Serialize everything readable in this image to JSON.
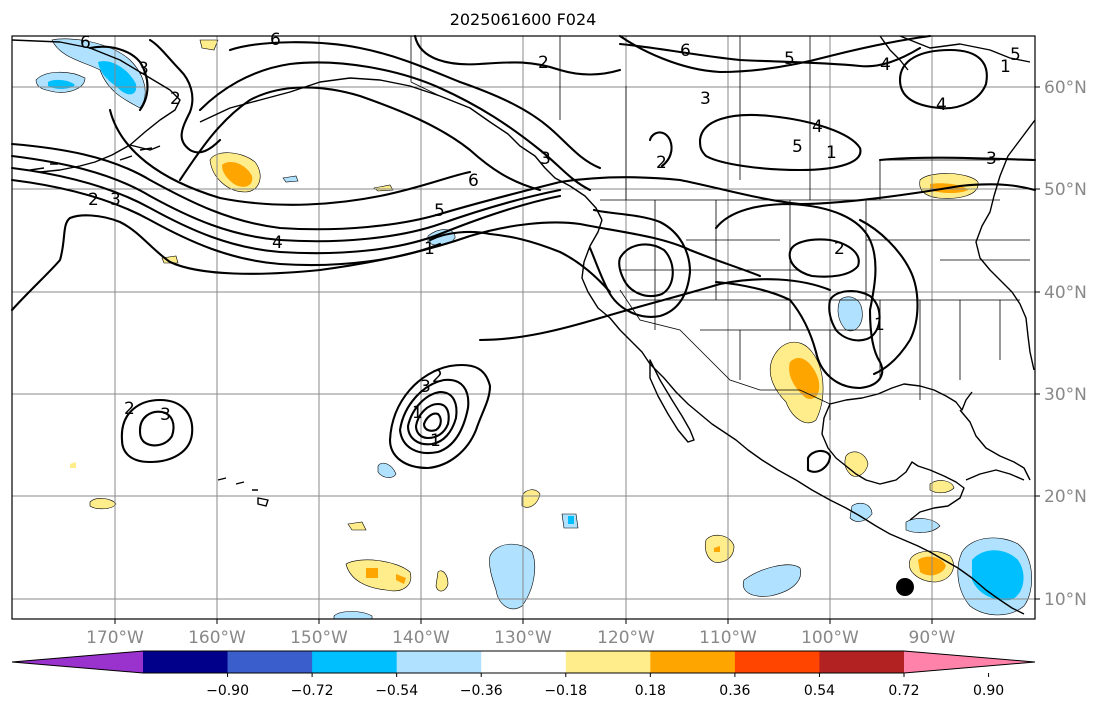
{
  "title": "2025061600 F024",
  "map": {
    "lon_labels": [
      "170°W",
      "160°W",
      "150°W",
      "140°W",
      "130°W",
      "120°W",
      "110°W",
      "100°W",
      "90°W"
    ],
    "lat_labels": [
      "60°N",
      "50°N",
      "40°N",
      "30°N",
      "20°N",
      "10°N"
    ],
    "contour_labels": [
      "6",
      "3",
      "2",
      "3",
      "2",
      "6",
      "4",
      "6",
      "5",
      "4",
      "3",
      "5",
      "2",
      "3",
      "2",
      "4",
      "6",
      "5",
      "1",
      "2",
      "1",
      "3",
      "2",
      "1",
      "3",
      "2",
      "1",
      "4",
      "1",
      "1",
      "3",
      "5"
    ],
    "marker": "black-dot"
  },
  "colorbar": {
    "ticks": [
      "−0.90",
      "−0.72",
      "−0.54",
      "−0.36",
      "−0.18",
      "0.18",
      "0.36",
      "0.54",
      "0.72",
      "0.90"
    ],
    "colors": [
      "#9a32cd",
      "#00008b",
      "#3a5fcd",
      "#00bfff",
      "#b0e2ff",
      "#ffffff",
      "#ffec8b",
      "#ffa500",
      "#ff4500",
      "#b22222",
      "#ff82ab"
    ]
  }
}
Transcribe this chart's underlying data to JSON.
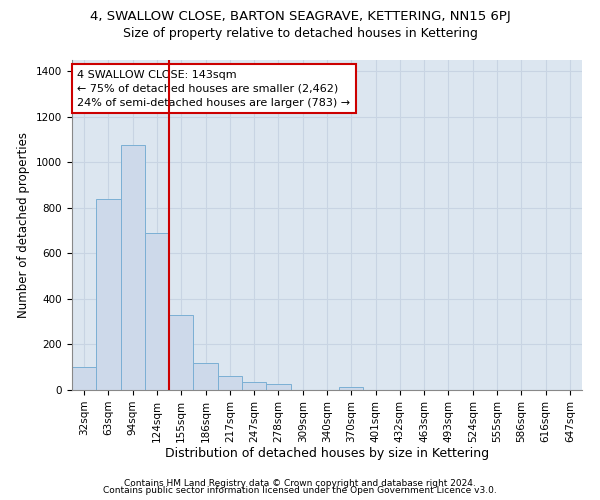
{
  "title": "4, SWALLOW CLOSE, BARTON SEAGRAVE, KETTERING, NN15 6PJ",
  "subtitle": "Size of property relative to detached houses in Kettering",
  "xlabel": "Distribution of detached houses by size in Kettering",
  "ylabel": "Number of detached properties",
  "categories": [
    "32sqm",
    "63sqm",
    "94sqm",
    "124sqm",
    "155sqm",
    "186sqm",
    "217sqm",
    "247sqm",
    "278sqm",
    "309sqm",
    "340sqm",
    "370sqm",
    "401sqm",
    "432sqm",
    "463sqm",
    "493sqm",
    "524sqm",
    "555sqm",
    "586sqm",
    "616sqm",
    "647sqm"
  ],
  "values": [
    100,
    840,
    1075,
    690,
    330,
    120,
    60,
    35,
    25,
    0,
    0,
    15,
    0,
    0,
    0,
    0,
    0,
    0,
    0,
    0,
    0
  ],
  "bar_color": "#cdd9ea",
  "bar_edge_color": "#7bafd4",
  "vline_color": "#cc0000",
  "vline_x": 3.5,
  "annotation_line1": "4 SWALLOW CLOSE: 143sqm",
  "annotation_line2": "← 75% of detached houses are smaller (2,462)",
  "annotation_line3": "24% of semi-detached houses are larger (783) →",
  "annotation_box_color": "#cc0000",
  "ylim": [
    0,
    1450
  ],
  "yticks": [
    0,
    200,
    400,
    600,
    800,
    1000,
    1200,
    1400
  ],
  "grid_color": "#c8d4e3",
  "background_color": "#dce6f0",
  "footer1": "Contains HM Land Registry data © Crown copyright and database right 2024.",
  "footer2": "Contains public sector information licensed under the Open Government Licence v3.0.",
  "title_fontsize": 9.5,
  "subtitle_fontsize": 9,
  "ylabel_fontsize": 8.5,
  "xlabel_fontsize": 9,
  "tick_fontsize": 7.5,
  "footer_fontsize": 6.5
}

• **The task**:
Which lines of the data include "detached"? Copy each of them.

• **Exercise answer**:
  "subtitle": "Size of property relative to detached houses in Kettering",
  "xlabel": "Distribution of detached houses by size in Kettering",
  "ylabel": "Number of detached properties",
  "annotation_line2": "← 75% of detached houses are smaller (2,462)",
  "annotation_line3": "24% of semi-detached houses are larger (783) →",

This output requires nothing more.